TASK STATEMENT: Return all of the data exactly as written, without the pictures.

------

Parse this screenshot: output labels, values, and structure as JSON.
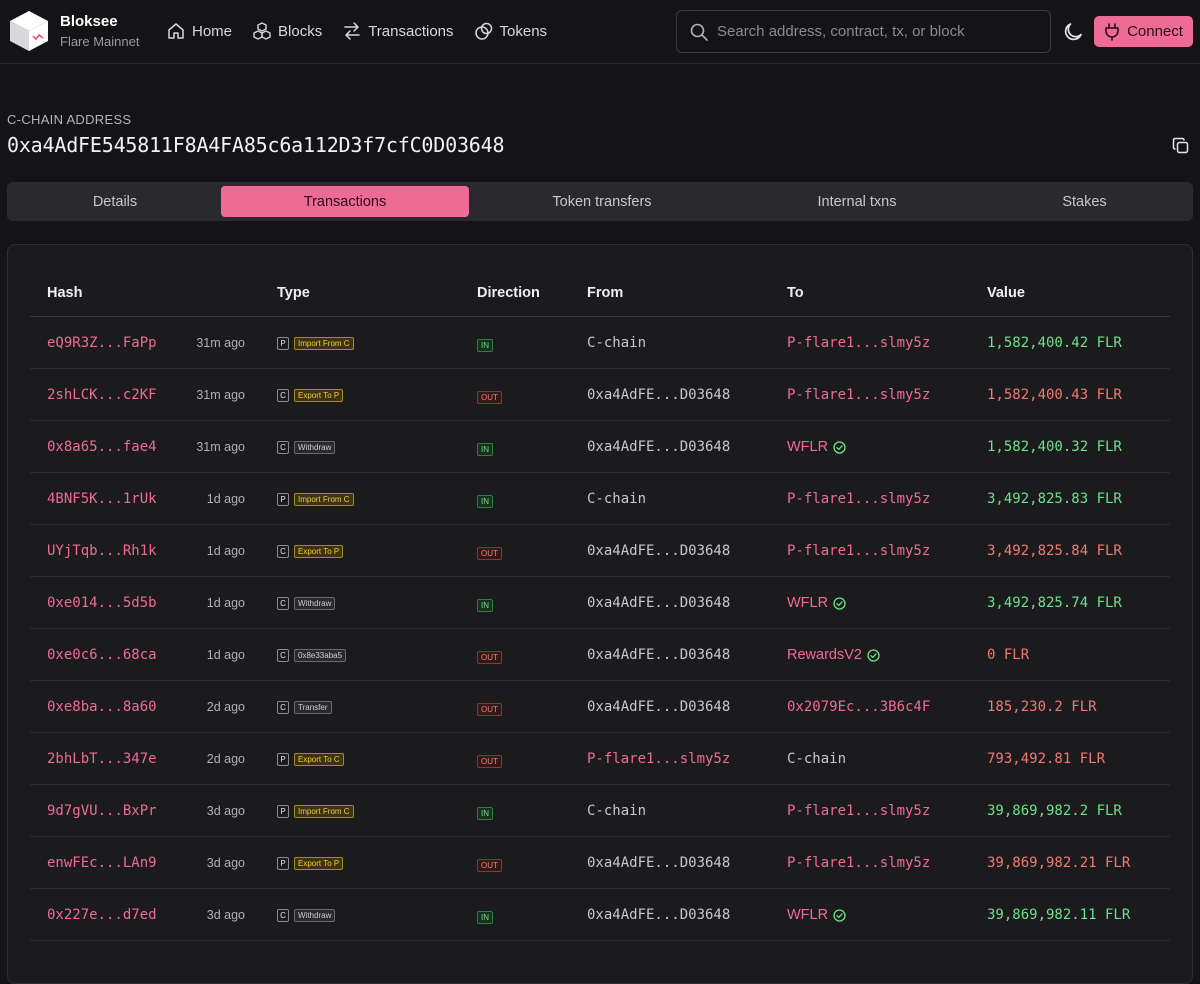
{
  "brand": {
    "name": "Bloksee",
    "network": "Flare Mainnet"
  },
  "nav": [
    {
      "label": "Home",
      "icon": "home-icon"
    },
    {
      "label": "Blocks",
      "icon": "blocks-icon"
    },
    {
      "label": "Transactions",
      "icon": "transactions-icon"
    },
    {
      "label": "Tokens",
      "icon": "tokens-icon"
    }
  ],
  "search": {
    "placeholder": "Search address, contract, tx, or block",
    "value": ""
  },
  "connect_label": "Connect",
  "address": {
    "label": "C-CHAIN ADDRESS",
    "value": "0xa4AdFE545811F8A4FA85c6a112D3f7cfC0D03648"
  },
  "tabs": [
    {
      "label": "Details",
      "active": false
    },
    {
      "label": "Transactions",
      "active": true
    },
    {
      "label": "Token transfers",
      "active": false
    },
    {
      "label": "Internal txns",
      "active": false
    },
    {
      "label": "Stakes",
      "active": false
    }
  ],
  "table": {
    "headers": {
      "hash": "Hash",
      "type": "Type",
      "direction": "Direction",
      "from": "From",
      "to": "To",
      "value": "Value"
    },
    "rows": [
      {
        "hash": "eQ9R3Z...FaPp",
        "age": "31m ago",
        "chain": "P",
        "type": "Import From C",
        "type_style": "gold",
        "direction": "IN",
        "from": "C-chain",
        "from_style": "plain",
        "to": "P-flare1...slmy5z",
        "to_style": "pink",
        "to_verified": false,
        "value": "1,582,400.42 FLR"
      },
      {
        "hash": "2shLCK...c2KF",
        "age": "31m ago",
        "chain": "C",
        "type": "Export To P",
        "type_style": "gold",
        "direction": "OUT",
        "from": "0xa4AdFE...D03648",
        "from_style": "plain",
        "to": "P-flare1...slmy5z",
        "to_style": "pink",
        "to_verified": false,
        "value": "1,582,400.43 FLR"
      },
      {
        "hash": "0x8a65...fae4",
        "age": "31m ago",
        "chain": "C",
        "type": "Withdraw",
        "type_style": "gray",
        "direction": "IN",
        "from": "0xa4AdFE...D03648",
        "from_style": "plain",
        "to": "WFLR",
        "to_style": "pink-sans",
        "to_verified": true,
        "value": "1,582,400.32 FLR"
      },
      {
        "hash": "4BNF5K...1rUk",
        "age": "1d ago",
        "chain": "P",
        "type": "Import From C",
        "type_style": "gold",
        "direction": "IN",
        "from": "C-chain",
        "from_style": "plain",
        "to": "P-flare1...slmy5z",
        "to_style": "pink",
        "to_verified": false,
        "value": "3,492,825.83 FLR"
      },
      {
        "hash": "UYjTqb...Rh1k",
        "age": "1d ago",
        "chain": "C",
        "type": "Export To P",
        "type_style": "gold",
        "direction": "OUT",
        "from": "0xa4AdFE...D03648",
        "from_style": "plain",
        "to": "P-flare1...slmy5z",
        "to_style": "pink",
        "to_verified": false,
        "value": "3,492,825.84 FLR"
      },
      {
        "hash": "0xe014...5d5b",
        "age": "1d ago",
        "chain": "C",
        "type": "Withdraw",
        "type_style": "gray",
        "direction": "IN",
        "from": "0xa4AdFE...D03648",
        "from_style": "plain",
        "to": "WFLR",
        "to_style": "pink-sans",
        "to_verified": true,
        "value": "3,492,825.74 FLR"
      },
      {
        "hash": "0xe0c6...68ca",
        "age": "1d ago",
        "chain": "C",
        "type": "0x8e33aba5",
        "type_style": "gray",
        "direction": "OUT",
        "from": "0xa4AdFE...D03648",
        "from_style": "plain",
        "to": "RewardsV2",
        "to_style": "pink-sans",
        "to_verified": true,
        "value": "0 FLR"
      },
      {
        "hash": "0xe8ba...8a60",
        "age": "2d ago",
        "chain": "C",
        "type": "Transfer",
        "type_style": "gray",
        "direction": "OUT",
        "from": "0xa4AdFE...D03648",
        "from_style": "plain",
        "to": "0x2079Ec...3B6c4F",
        "to_style": "pink",
        "to_verified": false,
        "value": "185,230.2 FLR"
      },
      {
        "hash": "2bhLbT...347e",
        "age": "2d ago",
        "chain": "P",
        "type": "Export To C",
        "type_style": "gold",
        "direction": "OUT",
        "from": "P-flare1...slmy5z",
        "from_style": "pink",
        "to": "C-chain",
        "to_style": "plain",
        "to_verified": false,
        "value": "793,492.81 FLR"
      },
      {
        "hash": "9d7gVU...BxPr",
        "age": "3d ago",
        "chain": "P",
        "type": "Import From C",
        "type_style": "gold",
        "direction": "IN",
        "from": "C-chain",
        "from_style": "plain",
        "to": "P-flare1...slmy5z",
        "to_style": "pink",
        "to_verified": false,
        "value": "39,869,982.2 FLR"
      },
      {
        "hash": "enwFEc...LAn9",
        "age": "3d ago",
        "chain": "P",
        "type": "Export To P",
        "type_style": "gold",
        "direction": "OUT",
        "from": "0xa4AdFE...D03648",
        "from_style": "plain",
        "to": "P-flare1...slmy5z",
        "to_style": "pink",
        "to_verified": false,
        "value": "39,869,982.21 FLR"
      },
      {
        "hash": "0x227e...d7ed",
        "age": "3d ago",
        "chain": "C",
        "type": "Withdraw",
        "type_style": "gray",
        "direction": "IN",
        "from": "0xa4AdFE...D03648",
        "from_style": "plain",
        "to": "WFLR",
        "to_style": "pink-sans",
        "to_verified": true,
        "value": "39,869,982.11 FLR"
      }
    ]
  },
  "colors": {
    "accent": "#ee6b96",
    "in": "#6ee08a",
    "out": "#f07a72",
    "background": "#141416"
  }
}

------

CORRECT OUTPUT:
Parse this screenshot: output labels, values, and structure as JSON.
{
  "brand": {
    "name": "Bloksee",
    "network": "Flare Mainnet"
  },
  "nav": [
    {
      "label": "Home",
      "icon": "home-icon"
    },
    {
      "label": "Blocks",
      "icon": "blocks-icon"
    },
    {
      "label": "Transactions",
      "icon": "transactions-icon"
    },
    {
      "label": "Tokens",
      "icon": "tokens-icon"
    }
  ],
  "search": {
    "placeholder": "Search address, contract, tx, or block",
    "value": ""
  },
  "connect_label": "Connect",
  "address": {
    "label": "C-CHAIN ADDRESS",
    "value": "0xa4AdFE545811F8A4FA85c6a112D3f7cfC0D03648"
  },
  "tabs": [
    {
      "label": "Details",
      "active": false
    },
    {
      "label": "Transactions",
      "active": true
    },
    {
      "label": "Token transfers",
      "active": false
    },
    {
      "label": "Internal txns",
      "active": false
    },
    {
      "label": "Stakes",
      "active": false
    }
  ],
  "table": {
    "headers": {
      "hash": "Hash",
      "type": "Type",
      "direction": "Direction",
      "from": "From",
      "to": "To",
      "value": "Value"
    },
    "rows": [
      {
        "hash": "eQ9R3Z...FaPp",
        "age": "31m ago",
        "chain": "P",
        "type": "Import From C",
        "type_style": "gold",
        "direction": "IN",
        "from": "C-chain",
        "from_style": "plain",
        "to": "P-flare1...slmy5z",
        "to_style": "pink",
        "to_verified": false,
        "value": "1,582,400.42 FLR"
      },
      {
        "hash": "2shLCK...c2KF",
        "age": "31m ago",
        "chain": "C",
        "type": "Export To P",
        "type_style": "gold",
        "direction": "OUT",
        "from": "0xa4AdFE...D03648",
        "from_style": "plain",
        "to": "P-flare1...slmy5z",
        "to_style": "pink",
        "to_verified": false,
        "value": "1,582,400.43 FLR"
      },
      {
        "hash": "0x8a65...fae4",
        "age": "31m ago",
        "chain": "C",
        "type": "Withdraw",
        "type_style": "gray",
        "direction": "IN",
        "from": "0xa4AdFE...D03648",
        "from_style": "plain",
        "to": "WFLR",
        "to_style": "pink-sans",
        "to_verified": true,
        "value": "1,582,400.32 FLR"
      },
      {
        "hash": "4BNF5K...1rUk",
        "age": "1d ago",
        "chain": "P",
        "type": "Import From C",
        "type_style": "gold",
        "direction": "IN",
        "from": "C-chain",
        "from_style": "plain",
        "to": "P-flare1...slmy5z",
        "to_style": "pink",
        "to_verified": false,
        "value": "3,492,825.83 FLR"
      },
      {
        "hash": "UYjTqb...Rh1k",
        "age": "1d ago",
        "chain": "C",
        "type": "Export To P",
        "type_style": "gold",
        "direction": "OUT",
        "from": "0xa4AdFE...D03648",
        "from_style": "plain",
        "to": "P-flare1...slmy5z",
        "to_style": "pink",
        "to_verified": false,
        "value": "3,492,825.84 FLR"
      },
      {
        "hash": "0xe014...5d5b",
        "age": "1d ago",
        "chain": "C",
        "type": "Withdraw",
        "type_style": "gray",
        "direction": "IN",
        "from": "0xa4AdFE...D03648",
        "from_style": "plain",
        "to": "WFLR",
        "to_style": "pink-sans",
        "to_verified": true,
        "value": "3,492,825.74 FLR"
      },
      {
        "hash": "0xe0c6...68ca",
        "age": "1d ago",
        "chain": "C",
        "type": "0x8e33aba5",
        "type_style": "gray",
        "direction": "OUT",
        "from": "0xa4AdFE...D03648",
        "from_style": "plain",
        "to": "RewardsV2",
        "to_style": "pink-sans",
        "to_verified": true,
        "value": "0 FLR"
      },
      {
        "hash": "0xe8ba...8a60",
        "age": "2d ago",
        "chain": "C",
        "type": "Transfer",
        "type_style": "gray",
        "direction": "OUT",
        "from": "0xa4AdFE...D03648",
        "from_style": "plain",
        "to": "0x2079Ec...3B6c4F",
        "to_style": "pink",
        "to_verified": false,
        "value": "185,230.2 FLR"
      },
      {
        "hash": "2bhLbT...347e",
        "age": "2d ago",
        "chain": "P",
        "type": "Export To C",
        "type_style": "gold",
        "direction": "OUT",
        "from": "P-flare1...slmy5z",
        "from_style": "pink",
        "to": "C-chain",
        "to_style": "plain",
        "to_verified": false,
        "value": "793,492.81 FLR"
      },
      {
        "hash": "9d7gVU...BxPr",
        "age": "3d ago",
        "chain": "P",
        "type": "Import From C",
        "type_style": "gold",
        "direction": "IN",
        "from": "C-chain",
        "from_style": "plain",
        "to": "P-flare1...slmy5z",
        "to_style": "pink",
        "to_verified": false,
        "value": "39,869,982.2 FLR"
      },
      {
        "hash": "enwFEc...LAn9",
        "age": "3d ago",
        "chain": "P",
        "type": "Export To P",
        "type_style": "gold",
        "direction": "OUT",
        "from": "0xa4AdFE...D03648",
        "from_style": "plain",
        "to": "P-flare1...slmy5z",
        "to_style": "pink",
        "to_verified": false,
        "value": "39,869,982.21 FLR"
      },
      {
        "hash": "0x227e...d7ed",
        "age": "3d ago",
        "chain": "C",
        "type": "Withdraw",
        "type_style": "gray",
        "direction": "IN",
        "from": "0xa4AdFE...D03648",
        "from_style": "plain",
        "to": "WFLR",
        "to_style": "pink-sans",
        "to_verified": true,
        "value": "39,869,982.11 FLR"
      }
    ]
  },
  "colors": {
    "accent": "#ee6b96",
    "in": "#6ee08a",
    "out": "#f07a72",
    "background": "#141416"
  }
}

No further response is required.